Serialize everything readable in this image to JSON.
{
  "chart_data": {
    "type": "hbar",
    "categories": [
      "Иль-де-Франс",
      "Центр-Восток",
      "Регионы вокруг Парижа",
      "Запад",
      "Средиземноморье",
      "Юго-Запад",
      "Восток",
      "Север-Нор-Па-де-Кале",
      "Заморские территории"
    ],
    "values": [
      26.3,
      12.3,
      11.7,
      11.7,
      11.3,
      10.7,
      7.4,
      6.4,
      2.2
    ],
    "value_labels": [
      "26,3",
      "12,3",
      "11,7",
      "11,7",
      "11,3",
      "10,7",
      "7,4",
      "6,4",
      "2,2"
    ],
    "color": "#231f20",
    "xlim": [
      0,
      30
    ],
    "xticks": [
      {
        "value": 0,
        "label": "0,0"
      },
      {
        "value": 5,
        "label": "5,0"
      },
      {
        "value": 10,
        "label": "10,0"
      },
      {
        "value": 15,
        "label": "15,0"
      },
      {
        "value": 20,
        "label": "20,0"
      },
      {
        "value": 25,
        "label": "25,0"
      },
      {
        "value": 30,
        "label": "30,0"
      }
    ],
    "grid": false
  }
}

──────

**Requirement:** Retype the listing above in full, with no alterations.

**Solution:**
Serialize everything readable in this image to JSON.
{
  "chart_data": {
    "type": "hbar",
    "categories": [
      "Иль-де-Франс",
      "Центр-Восток",
      "Регионы вокруг Парижа",
      "Запад",
      "Средиземноморье",
      "Юго-Запад",
      "Восток",
      "Север-Нор-Па-де-Кале",
      "Заморские территории"
    ],
    "values": [
      26.3,
      12.3,
      11.7,
      11.7,
      11.3,
      10.7,
      7.4,
      6.4,
      2.2
    ],
    "value_labels": [
      "26,3",
      "12,3",
      "11,7",
      "11,7",
      "11,3",
      "10,7",
      "7,4",
      "6,4",
      "2,2"
    ],
    "color": "#231f20",
    "xlim": [
      0,
      30
    ],
    "xticks": [
      {
        "value": 0,
        "label": "0,0"
      },
      {
        "value": 5,
        "label": "5,0"
      },
      {
        "value": 10,
        "label": "10,0"
      },
      {
        "value": 15,
        "label": "15,0"
      },
      {
        "value": 20,
        "label": "20,0"
      },
      {
        "value": 25,
        "label": "25,0"
      },
      {
        "value": 30,
        "label": "30,0"
      }
    ],
    "grid": false
  }
}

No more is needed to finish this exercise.